For the entries that follow, tally the lines holding the string "rotate". Give the total and nothing else.

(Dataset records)
● ● ● ● ●

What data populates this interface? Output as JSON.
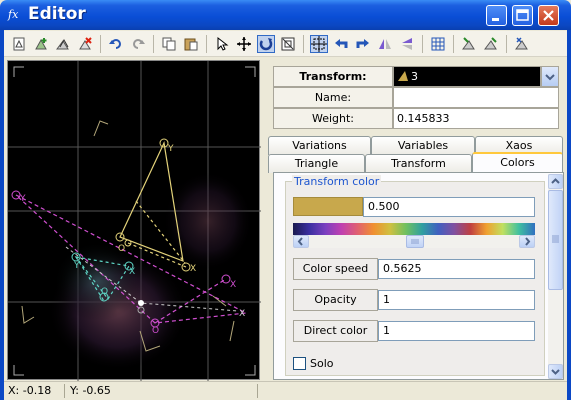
{
  "window": {
    "title": "Editor",
    "title_icon": "fx-icon"
  },
  "toolbar": {
    "icons": [
      "new-triangle-icon",
      "add-transform-icon",
      "duplicate-icon",
      "delete-icon",
      "undo-icon",
      "redo-icon",
      "copy-icon",
      "paste-icon",
      "select-pointer-icon",
      "move-icon",
      "rotate-icon",
      "scale-icon",
      "pivot-icon",
      "rotate-left-icon",
      "rotate-right-icon",
      "flip-horizontal-icon",
      "flip-vertical-icon",
      "grid-icon",
      "reset-icon",
      "reset-all-icon",
      "options-icon"
    ]
  },
  "canvas": {
    "triangle_labels": [
      "Y",
      "X",
      "O",
      "Y",
      "X",
      "O",
      "Y",
      "X",
      "O",
      "X"
    ]
  },
  "status": {
    "x_label": "X: -0.18",
    "y_label": "Y: -0.65"
  },
  "props": {
    "transform_label": "Transform:",
    "transform_value": "3",
    "name_label": "Name:",
    "name_value": "",
    "weight_label": "Weight:",
    "weight_value": "0.145833"
  },
  "tabs": {
    "row1": [
      "Variations",
      "Variables",
      "Xaos"
    ],
    "row2": [
      "Triangle",
      "Transform",
      "Colors"
    ],
    "active": "Colors"
  },
  "colors_tab": {
    "group_title": "Transform color",
    "color_value": "0.500",
    "color_speed_label": "Color speed",
    "color_speed_value": "0.5625",
    "opacity_label": "Opacity",
    "opacity_value": "1",
    "direct_color_label": "Direct color",
    "direct_color_value": "1",
    "solo_label": "Solo",
    "swatch_color": "#c8a84c"
  },
  "colors": {
    "title_bar": "#0a4ed6",
    "accent_tab": "#ffc83c",
    "triangle_yellow": "#e3d27a",
    "triangle_magenta": "#d04fd0",
    "triangle_cyan": "#5fd6c6",
    "close_button": "#c4391b"
  }
}
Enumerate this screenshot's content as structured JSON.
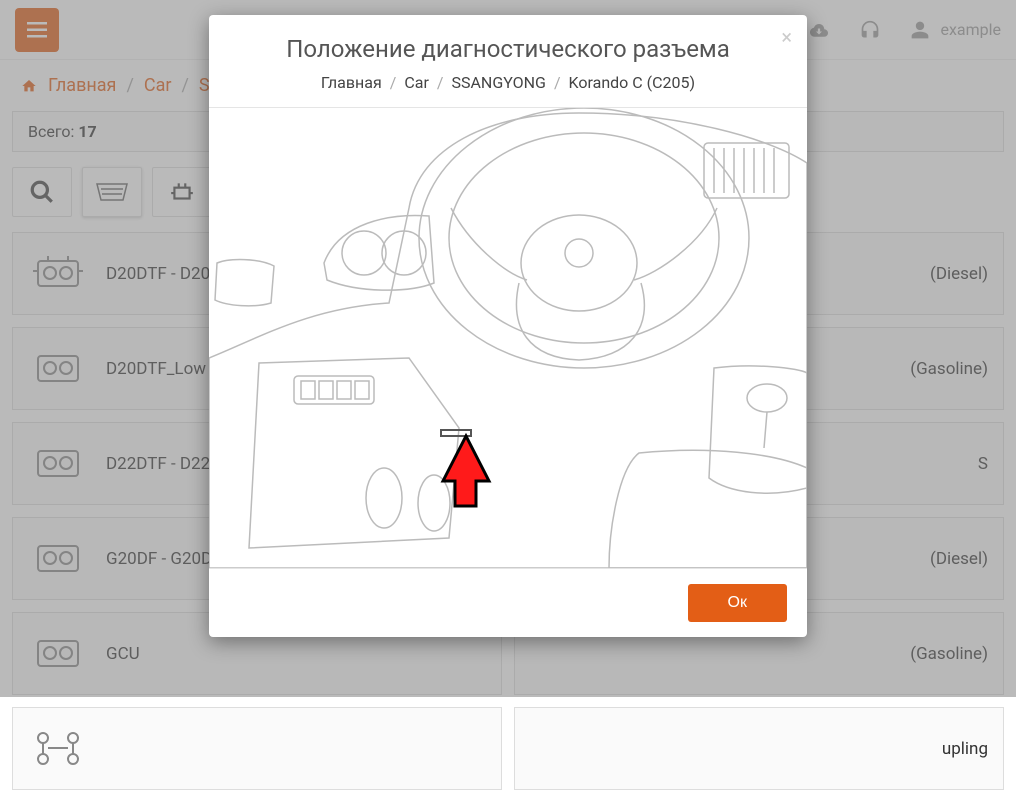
{
  "header": {
    "username": "example"
  },
  "breadcrumb": {
    "home": "Главная",
    "items": [
      "Car",
      "SS"
    ]
  },
  "total": {
    "label": "Всего: ",
    "count": "17"
  },
  "cards": [
    {
      "label": "D20DTF - D20"
    },
    {
      "label": "(Diesel)"
    },
    {
      "label": "D20DTF_Low -"
    },
    {
      "label": "(Gasoline)"
    },
    {
      "label": "D22DTF - D22"
    },
    {
      "label": "S"
    },
    {
      "label": "G20DF - G20D"
    },
    {
      "label": "(Diesel)"
    },
    {
      "label": "GCU"
    },
    {
      "label": "(Gasoline)"
    },
    {
      "label": ""
    },
    {
      "label": "upling"
    }
  ],
  "modal": {
    "title": "Положение диагностического разъема",
    "breadcrumb": [
      "Главная",
      "Car",
      "SSANGYONG",
      "Korando C (C205)"
    ],
    "ok": "Ок"
  }
}
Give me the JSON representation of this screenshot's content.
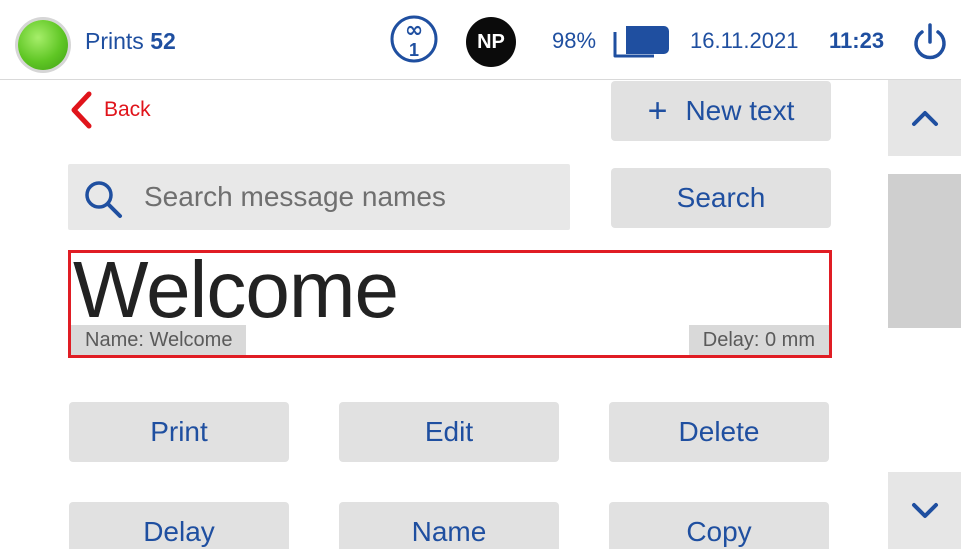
{
  "status_bar": {
    "prints_label": "Prints",
    "prints_count": "52",
    "counter_top": "∞",
    "counter_bottom": "1",
    "badge": "NP",
    "ink_level": "98%",
    "date": "16.11.2021",
    "time": "11:23",
    "status_color": "#5fc624"
  },
  "navigation": {
    "back_label": "Back"
  },
  "toolbar": {
    "new_text_plus": "+",
    "new_text_label": "New text",
    "search_label": "Search"
  },
  "search": {
    "placeholder": "Search message names",
    "value": ""
  },
  "message": {
    "preview_text": "Welcome",
    "name_tag": "Name: Welcome",
    "delay_tag": "Delay: 0 mm",
    "selected_border_color": "#e01d24"
  },
  "actions": [
    {
      "label": "Print"
    },
    {
      "label": "Edit"
    },
    {
      "label": "Delete"
    },
    {
      "label": "Delay"
    },
    {
      "label": "Name"
    },
    {
      "label": "Copy"
    }
  ],
  "icons": {
    "status": "status-indicator-icon",
    "counter": "infinity-counter-icon",
    "cartridge": "ink-cartridge-icon",
    "power": "power-icon",
    "back": "chevron-left-icon",
    "search": "search-icon",
    "scroll_up": "chevron-up-icon",
    "scroll_down": "chevron-down-icon"
  },
  "colors": {
    "accent": "#1f4fa0",
    "back_red": "#e0141b",
    "button_bg": "#e1e1e1"
  }
}
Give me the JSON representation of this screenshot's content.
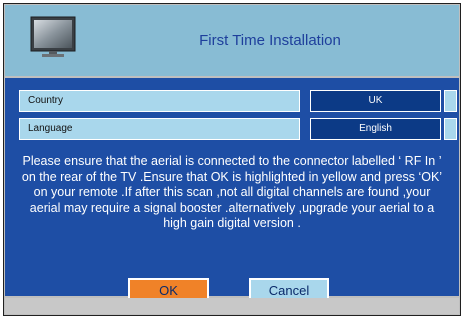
{
  "dialog": {
    "title": "First Time Installation",
    "icon": "tv-icon"
  },
  "settings": [
    {
      "label": "Country",
      "value": "UK"
    },
    {
      "label": "Language",
      "value": "English"
    }
  ],
  "message": "Please ensure that the aerial is connected to the connector labelled ‘ RF In ’ on the rear of the TV .Ensure that OK is highlighted in yellow and press ‘OK’ on your remote .If after this scan ,not all digital channels are found ,your aerial may require a signal booster .alternatively ,upgrade your aerial to a high gain digital version .",
  "buttons": {
    "ok_label": "OK",
    "cancel_label": "Cancel"
  },
  "colors": {
    "title_bar": "#88bcd4",
    "title_text": "#1e3f9c",
    "panel": "#1e4ea5",
    "value_cell": "#0c3a86",
    "label_cell": "#a9d7ec",
    "ok_highlight": "#f08228"
  }
}
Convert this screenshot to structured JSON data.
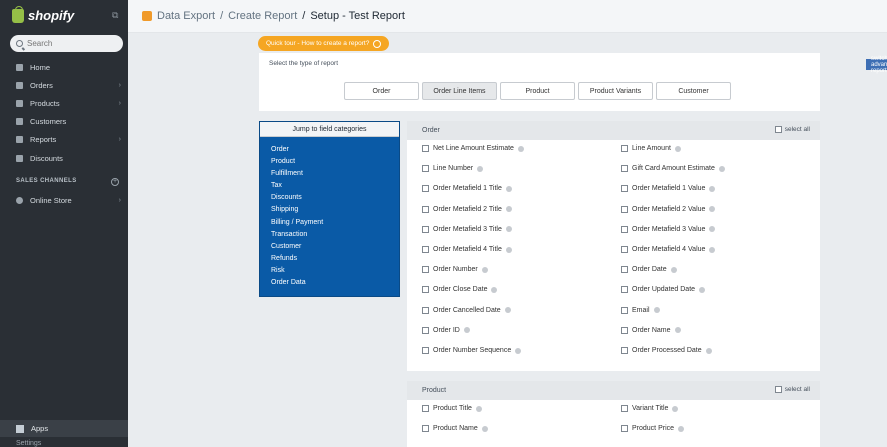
{
  "brand": {
    "name": "shopify"
  },
  "search": {
    "placeholder": "Search"
  },
  "nav": [
    {
      "label": "Home",
      "icon": "home-icon",
      "chevron": false
    },
    {
      "label": "Orders",
      "icon": "orders-icon",
      "chevron": true
    },
    {
      "label": "Products",
      "icon": "tag-icon",
      "chevron": true
    },
    {
      "label": "Customers",
      "icon": "customers-icon",
      "chevron": false
    },
    {
      "label": "Reports",
      "icon": "reports-icon",
      "chevron": true
    },
    {
      "label": "Discounts",
      "icon": "discount-icon",
      "chevron": false
    }
  ],
  "sales_channels": {
    "label": "SALES CHANNELS",
    "items": [
      {
        "label": "Online Store",
        "icon": "online-store-icon"
      }
    ]
  },
  "apps_label": "Apps",
  "settings_label": "Settings",
  "breadcrumb": {
    "app": "Data Export",
    "parent": "Create Report",
    "current": "Setup - Test Report"
  },
  "quick_tour": "Quick tour - How to create a report?",
  "advanced_button": "switch to advanced report",
  "report_type": {
    "title": "Select the type of report",
    "options": [
      "Order",
      "Order Line Items",
      "Product",
      "Product Variants",
      "Customer"
    ],
    "selected": "Order Line Items"
  },
  "jump": {
    "title": "Jump to field categories",
    "items": [
      "Order",
      "Product",
      "Fulfillment",
      "Tax",
      "Discounts",
      "Shipping",
      "Billing / Payment",
      "Transaction",
      "Customer",
      "Refunds",
      "Risk",
      "Order Data"
    ]
  },
  "order_section": {
    "title": "Order",
    "select_all": "select all",
    "fields": [
      "Net Line Amount Estimate",
      "Line Amount",
      "Line Number",
      "Gift Card Amount Estimate",
      "Order Metafield 1 Title",
      "Order Metafield 1 Value",
      "Order Metafield 2 Title",
      "Order Metafield 2 Value",
      "Order Metafield 3 Title",
      "Order Metafield 3 Value",
      "Order Metafield 4 Title",
      "Order Metafield 4 Value",
      "Order Number",
      "Order Date",
      "Order Close Date",
      "Order Updated Date",
      "Order Cancelled Date",
      "Email",
      "Order ID",
      "Order Name",
      "Order Number Sequence",
      "Order Processed Date"
    ]
  },
  "product_section": {
    "title": "Product",
    "select_all": "select all",
    "fields": [
      "Product Title",
      "Variant Title",
      "Product Name",
      "Product Price"
    ]
  }
}
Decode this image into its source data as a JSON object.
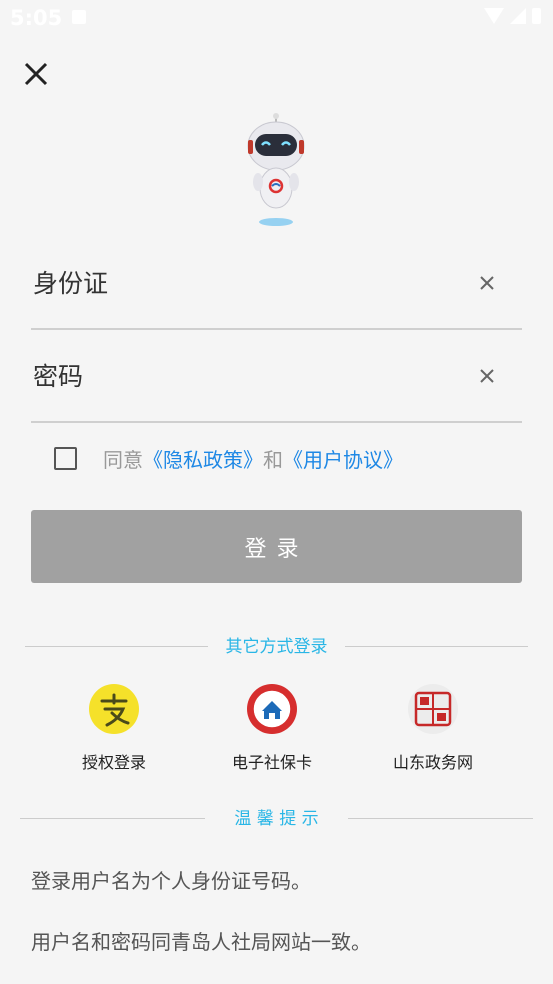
{
  "status": {
    "time": "5:05"
  },
  "fields": {
    "id_placeholder": "身份证",
    "password_placeholder": "密码"
  },
  "agreement": {
    "prefix": "同意",
    "privacy": "《隐私政策》",
    "and": "和",
    "terms": "《用户协议》"
  },
  "login_label": "登录",
  "other_methods": {
    "title": "其它方式登录",
    "items": [
      {
        "label": "授权登录",
        "icon": "alipay-icon"
      },
      {
        "label": "电子社保卡",
        "icon": "social-security-card-icon"
      },
      {
        "label": "山东政务网",
        "icon": "shandong-gov-icon"
      }
    ]
  },
  "tips": {
    "title": "温 馨 提 示",
    "lines": [
      "登录用户名为个人身份证号码。",
      "用户名和密码同青岛人社局网站一致。"
    ]
  },
  "colors": {
    "accent": "#29b6e6",
    "link": "#1e88e5",
    "login_button": "#a1a1a1",
    "alipay_yellow": "#f5e12a",
    "seal_red": "#d62e2e"
  }
}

● ● ● ● ●

= EXERCISE RESPONSE =
3